Dataset rows about figures
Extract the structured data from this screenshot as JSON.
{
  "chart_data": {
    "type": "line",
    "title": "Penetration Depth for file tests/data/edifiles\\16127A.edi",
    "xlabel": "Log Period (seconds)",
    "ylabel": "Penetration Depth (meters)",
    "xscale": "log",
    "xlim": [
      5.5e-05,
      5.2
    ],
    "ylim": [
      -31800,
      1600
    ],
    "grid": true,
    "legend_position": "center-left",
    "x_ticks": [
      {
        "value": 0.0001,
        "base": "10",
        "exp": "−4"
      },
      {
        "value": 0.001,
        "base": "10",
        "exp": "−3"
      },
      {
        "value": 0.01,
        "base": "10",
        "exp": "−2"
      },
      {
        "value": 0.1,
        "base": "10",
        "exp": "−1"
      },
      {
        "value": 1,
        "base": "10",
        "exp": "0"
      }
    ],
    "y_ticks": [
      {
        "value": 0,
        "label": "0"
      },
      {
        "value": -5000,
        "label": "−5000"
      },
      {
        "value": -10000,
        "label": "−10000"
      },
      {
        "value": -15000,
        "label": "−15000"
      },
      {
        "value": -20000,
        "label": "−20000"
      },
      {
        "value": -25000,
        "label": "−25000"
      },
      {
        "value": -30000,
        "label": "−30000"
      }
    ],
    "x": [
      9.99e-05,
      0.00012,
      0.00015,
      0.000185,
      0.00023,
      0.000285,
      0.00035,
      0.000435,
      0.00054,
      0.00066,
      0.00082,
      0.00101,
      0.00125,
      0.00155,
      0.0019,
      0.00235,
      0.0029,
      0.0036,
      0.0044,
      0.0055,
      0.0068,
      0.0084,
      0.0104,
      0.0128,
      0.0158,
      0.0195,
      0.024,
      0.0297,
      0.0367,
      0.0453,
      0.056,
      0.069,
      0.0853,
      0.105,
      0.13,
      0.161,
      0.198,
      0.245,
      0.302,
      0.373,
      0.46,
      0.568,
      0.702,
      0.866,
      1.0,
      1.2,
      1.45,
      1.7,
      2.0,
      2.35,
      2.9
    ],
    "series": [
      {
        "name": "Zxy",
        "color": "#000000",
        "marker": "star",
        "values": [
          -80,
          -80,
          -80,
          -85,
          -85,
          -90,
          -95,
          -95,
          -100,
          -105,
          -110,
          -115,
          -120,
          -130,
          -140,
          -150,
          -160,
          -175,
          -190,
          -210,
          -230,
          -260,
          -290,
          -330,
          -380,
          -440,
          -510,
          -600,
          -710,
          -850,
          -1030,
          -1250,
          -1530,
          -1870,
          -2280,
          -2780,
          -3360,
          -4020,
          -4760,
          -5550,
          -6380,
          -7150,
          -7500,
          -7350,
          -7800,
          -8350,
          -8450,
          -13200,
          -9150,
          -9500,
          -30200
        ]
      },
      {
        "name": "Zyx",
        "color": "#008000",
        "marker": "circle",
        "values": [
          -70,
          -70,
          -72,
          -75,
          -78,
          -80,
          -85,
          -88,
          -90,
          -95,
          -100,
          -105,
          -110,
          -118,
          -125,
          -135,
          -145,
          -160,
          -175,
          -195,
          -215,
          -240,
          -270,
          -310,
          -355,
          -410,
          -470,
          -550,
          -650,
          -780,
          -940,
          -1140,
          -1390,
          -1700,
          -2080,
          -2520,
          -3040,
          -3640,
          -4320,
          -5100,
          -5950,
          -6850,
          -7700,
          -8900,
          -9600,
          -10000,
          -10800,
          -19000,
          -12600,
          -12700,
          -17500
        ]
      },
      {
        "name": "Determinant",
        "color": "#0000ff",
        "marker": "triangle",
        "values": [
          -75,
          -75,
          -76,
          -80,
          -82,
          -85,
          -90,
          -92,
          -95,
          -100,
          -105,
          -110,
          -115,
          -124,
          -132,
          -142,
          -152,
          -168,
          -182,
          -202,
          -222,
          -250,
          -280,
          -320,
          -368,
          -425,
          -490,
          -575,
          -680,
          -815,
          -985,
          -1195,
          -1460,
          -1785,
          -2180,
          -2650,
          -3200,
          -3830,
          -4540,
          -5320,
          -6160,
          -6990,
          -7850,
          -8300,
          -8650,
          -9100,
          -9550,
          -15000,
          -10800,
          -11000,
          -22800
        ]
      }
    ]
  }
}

EXERCISE: Copy each line from the records above that includes the string "Depth".

SOLUTION TO THE EXERCISE:
    "title": "Penetration Depth for file tests/data/edifiles\\16127A.edi",
    "ylabel": "Penetration Depth (meters)",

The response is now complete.